▶ **Excerpt from a dataset**:
****************************************

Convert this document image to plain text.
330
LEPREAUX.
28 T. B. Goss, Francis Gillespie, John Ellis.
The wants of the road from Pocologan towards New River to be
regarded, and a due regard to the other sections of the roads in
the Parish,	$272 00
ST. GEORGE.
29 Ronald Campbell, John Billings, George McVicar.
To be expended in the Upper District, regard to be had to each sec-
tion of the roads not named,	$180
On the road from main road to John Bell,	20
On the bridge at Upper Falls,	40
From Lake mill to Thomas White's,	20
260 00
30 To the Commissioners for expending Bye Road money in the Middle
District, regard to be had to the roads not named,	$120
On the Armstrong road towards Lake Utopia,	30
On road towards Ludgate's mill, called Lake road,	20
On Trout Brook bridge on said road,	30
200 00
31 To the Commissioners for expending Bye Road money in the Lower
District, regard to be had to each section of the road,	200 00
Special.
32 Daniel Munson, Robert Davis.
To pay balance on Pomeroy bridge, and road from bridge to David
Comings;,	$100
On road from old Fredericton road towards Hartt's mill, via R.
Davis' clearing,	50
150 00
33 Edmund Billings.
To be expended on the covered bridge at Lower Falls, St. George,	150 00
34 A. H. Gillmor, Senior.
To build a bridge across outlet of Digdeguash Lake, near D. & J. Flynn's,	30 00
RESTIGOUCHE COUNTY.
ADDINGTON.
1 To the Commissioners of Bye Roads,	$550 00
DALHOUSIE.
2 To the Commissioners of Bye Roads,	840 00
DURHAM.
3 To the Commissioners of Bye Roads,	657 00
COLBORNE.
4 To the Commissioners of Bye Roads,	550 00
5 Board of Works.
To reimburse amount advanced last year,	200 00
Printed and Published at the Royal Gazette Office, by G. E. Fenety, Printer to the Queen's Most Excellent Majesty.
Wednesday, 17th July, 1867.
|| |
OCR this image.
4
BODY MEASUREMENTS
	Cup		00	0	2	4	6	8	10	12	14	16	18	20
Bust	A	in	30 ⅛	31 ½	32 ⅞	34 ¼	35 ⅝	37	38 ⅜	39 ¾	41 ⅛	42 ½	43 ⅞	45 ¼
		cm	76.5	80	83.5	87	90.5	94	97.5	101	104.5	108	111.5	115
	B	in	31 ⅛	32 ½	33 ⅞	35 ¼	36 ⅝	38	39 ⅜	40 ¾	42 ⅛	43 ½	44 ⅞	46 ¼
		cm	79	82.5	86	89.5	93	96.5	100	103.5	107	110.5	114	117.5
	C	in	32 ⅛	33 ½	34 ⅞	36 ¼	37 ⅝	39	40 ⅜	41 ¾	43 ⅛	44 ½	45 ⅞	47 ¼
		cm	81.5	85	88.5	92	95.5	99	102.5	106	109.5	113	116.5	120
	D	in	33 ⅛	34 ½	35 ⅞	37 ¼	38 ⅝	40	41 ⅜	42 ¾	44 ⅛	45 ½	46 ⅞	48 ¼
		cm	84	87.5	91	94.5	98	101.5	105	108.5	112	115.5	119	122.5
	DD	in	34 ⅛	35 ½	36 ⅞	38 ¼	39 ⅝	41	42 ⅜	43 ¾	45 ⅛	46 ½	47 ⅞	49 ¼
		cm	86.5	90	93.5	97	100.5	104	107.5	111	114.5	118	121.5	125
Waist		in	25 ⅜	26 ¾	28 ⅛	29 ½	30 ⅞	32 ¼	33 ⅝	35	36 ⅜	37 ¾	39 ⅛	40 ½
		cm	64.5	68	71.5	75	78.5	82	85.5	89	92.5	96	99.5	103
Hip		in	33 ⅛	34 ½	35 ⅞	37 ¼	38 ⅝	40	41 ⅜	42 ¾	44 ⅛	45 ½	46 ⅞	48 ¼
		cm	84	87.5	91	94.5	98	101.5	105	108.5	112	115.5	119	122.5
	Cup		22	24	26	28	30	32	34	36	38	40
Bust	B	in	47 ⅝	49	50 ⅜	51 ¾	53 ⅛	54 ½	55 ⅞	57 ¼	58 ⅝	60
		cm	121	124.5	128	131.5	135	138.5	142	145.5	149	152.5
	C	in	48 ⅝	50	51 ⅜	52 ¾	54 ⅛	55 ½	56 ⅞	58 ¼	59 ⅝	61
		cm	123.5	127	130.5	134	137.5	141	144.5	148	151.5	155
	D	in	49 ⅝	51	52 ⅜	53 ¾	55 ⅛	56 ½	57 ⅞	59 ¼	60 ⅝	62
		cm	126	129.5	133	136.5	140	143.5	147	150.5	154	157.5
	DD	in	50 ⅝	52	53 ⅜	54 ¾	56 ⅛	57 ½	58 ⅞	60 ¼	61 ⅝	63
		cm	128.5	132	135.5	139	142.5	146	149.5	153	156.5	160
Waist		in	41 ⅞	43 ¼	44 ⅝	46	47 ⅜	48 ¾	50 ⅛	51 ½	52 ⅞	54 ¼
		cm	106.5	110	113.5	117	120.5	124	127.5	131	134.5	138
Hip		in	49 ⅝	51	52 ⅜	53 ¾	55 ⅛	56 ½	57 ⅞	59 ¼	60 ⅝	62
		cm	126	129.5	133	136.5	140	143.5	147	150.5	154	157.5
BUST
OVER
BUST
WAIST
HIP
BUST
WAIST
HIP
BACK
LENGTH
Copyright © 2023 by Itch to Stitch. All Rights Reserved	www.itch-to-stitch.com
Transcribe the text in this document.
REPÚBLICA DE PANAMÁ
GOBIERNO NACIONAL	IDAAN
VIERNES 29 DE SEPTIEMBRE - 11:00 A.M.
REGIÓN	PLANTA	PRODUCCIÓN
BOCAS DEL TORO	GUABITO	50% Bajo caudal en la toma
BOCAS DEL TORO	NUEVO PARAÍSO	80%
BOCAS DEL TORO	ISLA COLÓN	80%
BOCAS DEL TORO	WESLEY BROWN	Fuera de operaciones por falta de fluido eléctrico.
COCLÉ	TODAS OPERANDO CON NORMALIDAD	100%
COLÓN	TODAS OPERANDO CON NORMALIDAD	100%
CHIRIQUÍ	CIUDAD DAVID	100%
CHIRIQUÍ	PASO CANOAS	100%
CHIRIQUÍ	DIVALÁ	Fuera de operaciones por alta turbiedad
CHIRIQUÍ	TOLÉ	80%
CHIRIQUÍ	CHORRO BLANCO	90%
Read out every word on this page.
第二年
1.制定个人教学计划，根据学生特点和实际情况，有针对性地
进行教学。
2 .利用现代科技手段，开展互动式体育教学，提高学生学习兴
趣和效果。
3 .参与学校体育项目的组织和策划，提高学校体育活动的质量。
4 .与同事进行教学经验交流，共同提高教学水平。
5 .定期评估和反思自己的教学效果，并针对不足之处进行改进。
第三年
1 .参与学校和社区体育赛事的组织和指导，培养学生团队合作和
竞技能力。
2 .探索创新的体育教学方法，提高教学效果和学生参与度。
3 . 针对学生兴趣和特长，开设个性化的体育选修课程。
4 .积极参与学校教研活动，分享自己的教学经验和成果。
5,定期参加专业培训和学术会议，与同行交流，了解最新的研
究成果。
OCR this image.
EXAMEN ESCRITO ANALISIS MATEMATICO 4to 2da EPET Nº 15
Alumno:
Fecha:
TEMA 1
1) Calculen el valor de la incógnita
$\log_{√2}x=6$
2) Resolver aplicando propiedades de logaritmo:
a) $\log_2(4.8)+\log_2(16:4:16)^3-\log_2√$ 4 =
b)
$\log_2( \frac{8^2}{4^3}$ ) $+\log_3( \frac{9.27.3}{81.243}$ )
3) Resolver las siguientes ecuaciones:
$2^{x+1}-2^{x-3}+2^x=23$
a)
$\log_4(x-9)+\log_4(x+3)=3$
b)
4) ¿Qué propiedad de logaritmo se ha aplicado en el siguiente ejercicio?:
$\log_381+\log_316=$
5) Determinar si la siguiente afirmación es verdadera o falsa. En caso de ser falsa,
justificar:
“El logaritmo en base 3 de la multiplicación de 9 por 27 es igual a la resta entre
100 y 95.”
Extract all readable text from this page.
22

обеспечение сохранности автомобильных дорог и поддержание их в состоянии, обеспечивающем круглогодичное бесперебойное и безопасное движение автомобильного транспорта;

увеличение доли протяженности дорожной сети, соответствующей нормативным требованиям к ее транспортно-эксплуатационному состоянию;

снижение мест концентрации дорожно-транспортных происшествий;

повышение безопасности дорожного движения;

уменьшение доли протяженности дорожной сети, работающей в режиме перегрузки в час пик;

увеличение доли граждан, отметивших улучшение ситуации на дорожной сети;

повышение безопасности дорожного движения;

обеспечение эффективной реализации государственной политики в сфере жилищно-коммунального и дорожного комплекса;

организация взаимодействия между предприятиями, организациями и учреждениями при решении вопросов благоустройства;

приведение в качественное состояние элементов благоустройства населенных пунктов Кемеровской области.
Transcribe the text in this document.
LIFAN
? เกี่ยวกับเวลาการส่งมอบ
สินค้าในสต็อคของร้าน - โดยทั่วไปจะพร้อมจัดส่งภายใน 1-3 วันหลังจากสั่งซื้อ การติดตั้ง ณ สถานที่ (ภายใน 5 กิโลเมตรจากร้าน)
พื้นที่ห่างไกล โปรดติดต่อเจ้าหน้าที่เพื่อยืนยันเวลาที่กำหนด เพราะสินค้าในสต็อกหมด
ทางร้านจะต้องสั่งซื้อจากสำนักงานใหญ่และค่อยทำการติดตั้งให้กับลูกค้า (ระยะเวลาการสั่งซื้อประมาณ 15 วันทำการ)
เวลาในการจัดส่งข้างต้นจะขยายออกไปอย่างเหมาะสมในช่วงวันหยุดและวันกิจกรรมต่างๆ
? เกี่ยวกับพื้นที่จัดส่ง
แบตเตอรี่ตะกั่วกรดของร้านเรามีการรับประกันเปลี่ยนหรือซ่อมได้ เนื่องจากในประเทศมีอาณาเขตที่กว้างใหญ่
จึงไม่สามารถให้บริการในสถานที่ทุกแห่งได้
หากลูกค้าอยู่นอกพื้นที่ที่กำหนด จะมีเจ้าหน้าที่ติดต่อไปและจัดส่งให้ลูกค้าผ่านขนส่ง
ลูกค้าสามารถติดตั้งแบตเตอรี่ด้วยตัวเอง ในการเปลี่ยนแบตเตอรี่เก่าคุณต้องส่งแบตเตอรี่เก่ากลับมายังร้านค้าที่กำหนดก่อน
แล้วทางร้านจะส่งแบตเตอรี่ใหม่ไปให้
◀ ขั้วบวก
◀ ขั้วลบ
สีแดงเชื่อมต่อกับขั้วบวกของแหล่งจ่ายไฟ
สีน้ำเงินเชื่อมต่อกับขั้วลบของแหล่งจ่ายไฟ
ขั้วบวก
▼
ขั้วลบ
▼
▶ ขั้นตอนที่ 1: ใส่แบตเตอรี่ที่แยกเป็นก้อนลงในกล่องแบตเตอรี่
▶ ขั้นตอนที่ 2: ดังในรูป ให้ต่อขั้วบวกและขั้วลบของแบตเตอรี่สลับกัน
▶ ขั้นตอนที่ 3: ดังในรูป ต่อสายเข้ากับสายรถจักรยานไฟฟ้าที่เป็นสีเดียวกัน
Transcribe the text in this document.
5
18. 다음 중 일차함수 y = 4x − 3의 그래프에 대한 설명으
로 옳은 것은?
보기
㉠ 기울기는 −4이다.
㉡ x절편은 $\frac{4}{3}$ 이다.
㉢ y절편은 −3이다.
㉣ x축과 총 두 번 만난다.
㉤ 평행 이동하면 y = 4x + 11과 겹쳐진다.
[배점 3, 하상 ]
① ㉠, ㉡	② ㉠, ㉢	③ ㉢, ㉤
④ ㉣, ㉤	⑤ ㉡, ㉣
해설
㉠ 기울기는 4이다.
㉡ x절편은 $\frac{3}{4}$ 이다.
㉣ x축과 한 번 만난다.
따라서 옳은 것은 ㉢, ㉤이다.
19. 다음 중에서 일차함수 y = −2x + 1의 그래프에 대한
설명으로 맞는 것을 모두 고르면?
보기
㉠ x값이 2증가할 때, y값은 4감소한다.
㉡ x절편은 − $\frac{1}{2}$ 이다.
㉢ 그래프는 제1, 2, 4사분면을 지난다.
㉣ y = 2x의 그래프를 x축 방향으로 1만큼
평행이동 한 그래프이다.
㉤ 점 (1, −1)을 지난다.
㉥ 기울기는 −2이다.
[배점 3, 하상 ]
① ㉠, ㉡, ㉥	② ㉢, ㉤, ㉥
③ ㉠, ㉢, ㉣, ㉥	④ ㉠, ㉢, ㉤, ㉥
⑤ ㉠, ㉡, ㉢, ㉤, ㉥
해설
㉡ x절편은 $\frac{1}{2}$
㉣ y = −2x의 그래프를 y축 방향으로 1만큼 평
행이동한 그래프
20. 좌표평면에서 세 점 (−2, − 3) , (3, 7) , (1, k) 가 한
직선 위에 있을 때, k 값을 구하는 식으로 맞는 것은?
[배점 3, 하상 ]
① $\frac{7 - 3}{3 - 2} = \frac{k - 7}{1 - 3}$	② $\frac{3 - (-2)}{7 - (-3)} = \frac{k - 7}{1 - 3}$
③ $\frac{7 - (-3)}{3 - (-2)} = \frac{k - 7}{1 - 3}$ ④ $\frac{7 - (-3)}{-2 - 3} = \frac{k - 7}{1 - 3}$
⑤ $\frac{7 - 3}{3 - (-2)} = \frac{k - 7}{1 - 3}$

****************************************

▶ **Task description**: Copy every line in the records above that contains the word "นตอนท".

▶ **The output**:
▶ ขั้นตอนที่ 1: ใส่แบตเตอรี่ที่แยกเป็นก้อนลงในกล่องแบตเตอรี่
▶ ขั้นตอนที่ 2: ดังในรูป ให้ต่อขั้วบวกและขั้วลบของแบตเตอรี่สลับกัน
▶ ขั้นตอนที่ 3: ดังในรูป ต่อสายเข้ากับสายรถจักรยานไฟฟ้าที่เป็นสีเดียวกัน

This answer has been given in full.